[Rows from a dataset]
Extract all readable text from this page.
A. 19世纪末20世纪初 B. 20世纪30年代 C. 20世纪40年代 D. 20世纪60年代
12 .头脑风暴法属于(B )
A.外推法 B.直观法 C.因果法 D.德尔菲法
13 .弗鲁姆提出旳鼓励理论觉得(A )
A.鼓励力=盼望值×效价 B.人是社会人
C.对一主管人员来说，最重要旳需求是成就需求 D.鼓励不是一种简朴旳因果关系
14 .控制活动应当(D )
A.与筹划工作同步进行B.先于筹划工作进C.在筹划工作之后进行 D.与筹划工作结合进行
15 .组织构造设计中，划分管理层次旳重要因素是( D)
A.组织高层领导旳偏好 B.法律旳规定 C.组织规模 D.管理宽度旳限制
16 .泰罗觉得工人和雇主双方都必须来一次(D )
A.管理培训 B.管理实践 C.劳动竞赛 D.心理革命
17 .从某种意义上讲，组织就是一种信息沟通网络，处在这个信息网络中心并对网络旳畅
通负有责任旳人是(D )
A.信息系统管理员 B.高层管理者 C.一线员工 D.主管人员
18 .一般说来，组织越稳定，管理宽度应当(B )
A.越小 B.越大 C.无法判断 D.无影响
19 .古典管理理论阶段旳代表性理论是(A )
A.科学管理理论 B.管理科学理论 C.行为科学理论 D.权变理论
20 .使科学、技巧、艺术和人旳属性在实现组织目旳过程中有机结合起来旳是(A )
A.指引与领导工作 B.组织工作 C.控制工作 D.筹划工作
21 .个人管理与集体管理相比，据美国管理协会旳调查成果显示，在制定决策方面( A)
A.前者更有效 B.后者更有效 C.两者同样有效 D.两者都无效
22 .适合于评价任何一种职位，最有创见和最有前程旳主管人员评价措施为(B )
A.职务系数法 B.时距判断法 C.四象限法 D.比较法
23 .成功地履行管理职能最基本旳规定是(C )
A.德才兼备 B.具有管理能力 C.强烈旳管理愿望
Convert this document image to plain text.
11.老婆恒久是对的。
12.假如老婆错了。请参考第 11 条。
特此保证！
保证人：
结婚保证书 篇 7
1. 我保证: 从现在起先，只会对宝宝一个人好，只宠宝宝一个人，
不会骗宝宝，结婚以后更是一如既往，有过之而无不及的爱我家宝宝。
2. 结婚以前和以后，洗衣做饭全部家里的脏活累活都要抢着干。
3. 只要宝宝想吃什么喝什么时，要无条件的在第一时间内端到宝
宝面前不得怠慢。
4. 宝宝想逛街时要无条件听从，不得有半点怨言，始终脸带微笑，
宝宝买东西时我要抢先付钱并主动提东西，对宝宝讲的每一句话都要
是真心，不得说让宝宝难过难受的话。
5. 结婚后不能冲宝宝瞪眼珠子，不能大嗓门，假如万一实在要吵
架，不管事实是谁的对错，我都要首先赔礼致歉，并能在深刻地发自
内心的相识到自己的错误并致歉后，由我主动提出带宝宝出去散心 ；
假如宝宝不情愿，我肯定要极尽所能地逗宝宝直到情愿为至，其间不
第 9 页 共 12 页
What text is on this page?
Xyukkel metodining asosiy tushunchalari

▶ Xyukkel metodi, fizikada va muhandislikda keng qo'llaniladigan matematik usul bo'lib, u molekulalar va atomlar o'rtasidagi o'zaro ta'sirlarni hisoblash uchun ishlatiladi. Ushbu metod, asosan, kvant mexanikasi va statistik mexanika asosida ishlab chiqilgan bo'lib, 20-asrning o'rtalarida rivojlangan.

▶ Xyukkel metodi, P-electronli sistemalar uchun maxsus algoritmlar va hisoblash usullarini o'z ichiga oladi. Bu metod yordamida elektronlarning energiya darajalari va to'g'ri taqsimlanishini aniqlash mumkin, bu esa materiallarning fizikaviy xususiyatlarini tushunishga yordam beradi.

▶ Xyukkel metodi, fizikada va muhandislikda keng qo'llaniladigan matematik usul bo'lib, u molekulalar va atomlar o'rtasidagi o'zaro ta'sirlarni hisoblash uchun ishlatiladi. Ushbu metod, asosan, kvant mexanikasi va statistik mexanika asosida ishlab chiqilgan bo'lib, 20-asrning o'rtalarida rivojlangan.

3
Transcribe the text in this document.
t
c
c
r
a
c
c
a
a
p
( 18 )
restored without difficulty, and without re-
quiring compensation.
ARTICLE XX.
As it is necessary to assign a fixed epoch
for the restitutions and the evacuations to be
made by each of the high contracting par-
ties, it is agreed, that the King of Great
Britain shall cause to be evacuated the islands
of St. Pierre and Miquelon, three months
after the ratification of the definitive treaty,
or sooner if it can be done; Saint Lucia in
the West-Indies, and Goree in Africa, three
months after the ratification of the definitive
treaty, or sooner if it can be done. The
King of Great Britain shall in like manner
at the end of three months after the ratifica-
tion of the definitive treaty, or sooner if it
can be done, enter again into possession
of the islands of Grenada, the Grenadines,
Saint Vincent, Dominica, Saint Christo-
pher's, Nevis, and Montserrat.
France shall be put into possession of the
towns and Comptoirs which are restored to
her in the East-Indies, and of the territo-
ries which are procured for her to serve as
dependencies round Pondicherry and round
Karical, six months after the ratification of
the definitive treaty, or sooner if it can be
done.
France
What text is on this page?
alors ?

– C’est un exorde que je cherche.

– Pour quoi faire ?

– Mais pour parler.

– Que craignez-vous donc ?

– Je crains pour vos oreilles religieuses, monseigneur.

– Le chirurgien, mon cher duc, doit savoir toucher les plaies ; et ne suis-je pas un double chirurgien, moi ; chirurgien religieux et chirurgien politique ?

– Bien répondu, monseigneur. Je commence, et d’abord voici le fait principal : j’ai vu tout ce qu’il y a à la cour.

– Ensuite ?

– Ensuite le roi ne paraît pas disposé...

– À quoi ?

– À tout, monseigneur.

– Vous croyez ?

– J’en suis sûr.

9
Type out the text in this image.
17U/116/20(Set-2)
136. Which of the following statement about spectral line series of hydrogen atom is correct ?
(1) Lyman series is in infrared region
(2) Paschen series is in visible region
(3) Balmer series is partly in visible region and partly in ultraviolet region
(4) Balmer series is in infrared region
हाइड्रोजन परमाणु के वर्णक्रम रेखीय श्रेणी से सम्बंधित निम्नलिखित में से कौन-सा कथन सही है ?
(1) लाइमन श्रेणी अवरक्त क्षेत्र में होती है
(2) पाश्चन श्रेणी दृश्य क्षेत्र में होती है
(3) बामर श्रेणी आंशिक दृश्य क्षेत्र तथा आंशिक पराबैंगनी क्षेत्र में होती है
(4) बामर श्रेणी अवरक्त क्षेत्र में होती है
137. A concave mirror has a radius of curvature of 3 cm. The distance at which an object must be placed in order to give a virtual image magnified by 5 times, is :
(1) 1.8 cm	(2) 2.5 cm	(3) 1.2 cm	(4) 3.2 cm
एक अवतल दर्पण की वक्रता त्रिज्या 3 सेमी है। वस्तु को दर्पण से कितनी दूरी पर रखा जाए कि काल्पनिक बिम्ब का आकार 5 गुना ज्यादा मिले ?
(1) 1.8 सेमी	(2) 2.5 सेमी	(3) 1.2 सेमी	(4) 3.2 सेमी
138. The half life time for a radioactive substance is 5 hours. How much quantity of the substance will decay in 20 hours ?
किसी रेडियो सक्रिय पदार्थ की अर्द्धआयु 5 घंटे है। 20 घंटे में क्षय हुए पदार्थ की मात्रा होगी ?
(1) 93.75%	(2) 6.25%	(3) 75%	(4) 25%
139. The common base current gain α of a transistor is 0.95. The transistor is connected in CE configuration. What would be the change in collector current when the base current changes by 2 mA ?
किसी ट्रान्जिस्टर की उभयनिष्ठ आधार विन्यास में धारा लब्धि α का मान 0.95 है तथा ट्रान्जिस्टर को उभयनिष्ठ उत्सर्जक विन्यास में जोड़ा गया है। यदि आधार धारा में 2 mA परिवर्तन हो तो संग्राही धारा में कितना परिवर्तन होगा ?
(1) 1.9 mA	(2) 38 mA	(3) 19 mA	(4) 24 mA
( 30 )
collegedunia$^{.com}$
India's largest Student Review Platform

=== Objective ===
Scan the material for lines with the word "into", and copy each line you find.

=== Completed task ===
can be done, enter again into possession
France shall be put into possession of the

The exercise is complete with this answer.